WHAT TO DO:
**a.** Answer these questions from the Richard Yav article, one answer per line, labeled (i), (ii), (iii) to match:
(i) On what date was President Laurent-Désiré Kabila murdered?
(ii) What military rank does Richard Yav hold?
(iii) What measures led to his release in 2021?
**b.** Duplicate the stretch of the Richard Yav article from "On January 16, 2001, the" through "on death row." with no changes.
**c.** Pick up the Richard Yav article after its final line and write the text that follows.

Democratic Republic of Congo

‘Psychologically, I am no longer human’ – life after 20 years on death row in the DRC

Tortured and sentenced to death for a crime he never committed, Lieutenant Richard Yav never recovered psychologically from the death row experience.

On January 16, 2001, the Democratic Republic of Congo President Laurent-Désiré Kabila was murdered. Under pressure to find the culprits, the police arrested members of his personal guard. Lieutenant Richard Yav was among them. Richard was tortured and sentenced to death for a crime he never committed, after what the African Commission for Human Rights considers a rigged trial. The 61-year old soldier was released in 2021 thanks to measures to prevent the spread of Covid-19, after spending 20 years on death row.

Here, he tells us how this traumatising experience still affects his life.

What was it like in prison?

LISTED RECORDS:

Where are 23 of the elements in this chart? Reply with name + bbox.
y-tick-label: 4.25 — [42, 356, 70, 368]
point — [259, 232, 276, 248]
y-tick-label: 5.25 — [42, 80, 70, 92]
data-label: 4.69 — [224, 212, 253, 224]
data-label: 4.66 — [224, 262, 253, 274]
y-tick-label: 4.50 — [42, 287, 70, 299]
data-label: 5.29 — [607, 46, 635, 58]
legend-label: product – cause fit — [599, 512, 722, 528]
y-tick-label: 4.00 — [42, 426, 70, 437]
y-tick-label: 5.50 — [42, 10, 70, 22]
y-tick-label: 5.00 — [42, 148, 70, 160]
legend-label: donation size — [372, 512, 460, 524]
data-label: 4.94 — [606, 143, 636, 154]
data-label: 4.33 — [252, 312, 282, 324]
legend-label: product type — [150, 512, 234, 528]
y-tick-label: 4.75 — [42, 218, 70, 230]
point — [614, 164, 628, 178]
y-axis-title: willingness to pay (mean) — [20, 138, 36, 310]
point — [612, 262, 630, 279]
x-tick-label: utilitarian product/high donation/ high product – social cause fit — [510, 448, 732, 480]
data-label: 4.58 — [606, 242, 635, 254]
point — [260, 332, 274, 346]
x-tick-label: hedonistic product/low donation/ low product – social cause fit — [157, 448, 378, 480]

ANSWERS FOR THE EXERCISE:
**a.**
(i) January 16, 2001
(ii) Lieutenant
(iii) Measures to prevent the spread of Covid-19

**b.**
On January 16, 2001, the Democratic Republic of Congo President Laurent-Désiré Kabila was murdered. Under pressure to find the culprits, the police arrested members of his personal guard. Lieutenant Richard Yav was among them. Richard was tortured and sentenced to death for a crime he never committed, after what the African Commission for Human Rights considers a rigged trial. The 61-year old soldier was released in 2021 thanks to measures to prevent the spread of Covid-19, after spending 20 years on death row.

**c.**
I was locked up in a cell with no windows, so I didn’t see the light of day for 20 years. If I wanted to use the toilet, I had to ask, but the guards would sometimes refuse. I didn’t receive any food—I only ate thanks to my friends and family who came to drop off meals for me. Prison here is not like in Europe. In the DRC, prisons are places of death.

What kept you going?

My comrades and I hoped that someone would realise we were innocent and that the State would pardon us. That almost happened several times. An amnesty law was signed in 2003, meaning we would be released. But the government changed, so we stayed in jail. In 2005, an amnesty was discussed in parliament, and the deputies voted unanimously for our release. But the Minister of Justice opposed their decision, so again we remained in prison.

Our lawyers even went to the African Commission on Human and Peoples' Rights, but our government refused to provide evidence of our imprisonment. The State was ordered to release us and grant us compensation, but no one complied—they left us in jail.

Soon after our trial, there was a moratorium suspending the death penalty in the DRC. We remained in prison but were no longer on death row, at least for the time being. It felt like the government could change its mind at any time and go back to executing inmates.

How has this time on death row affected you and your family?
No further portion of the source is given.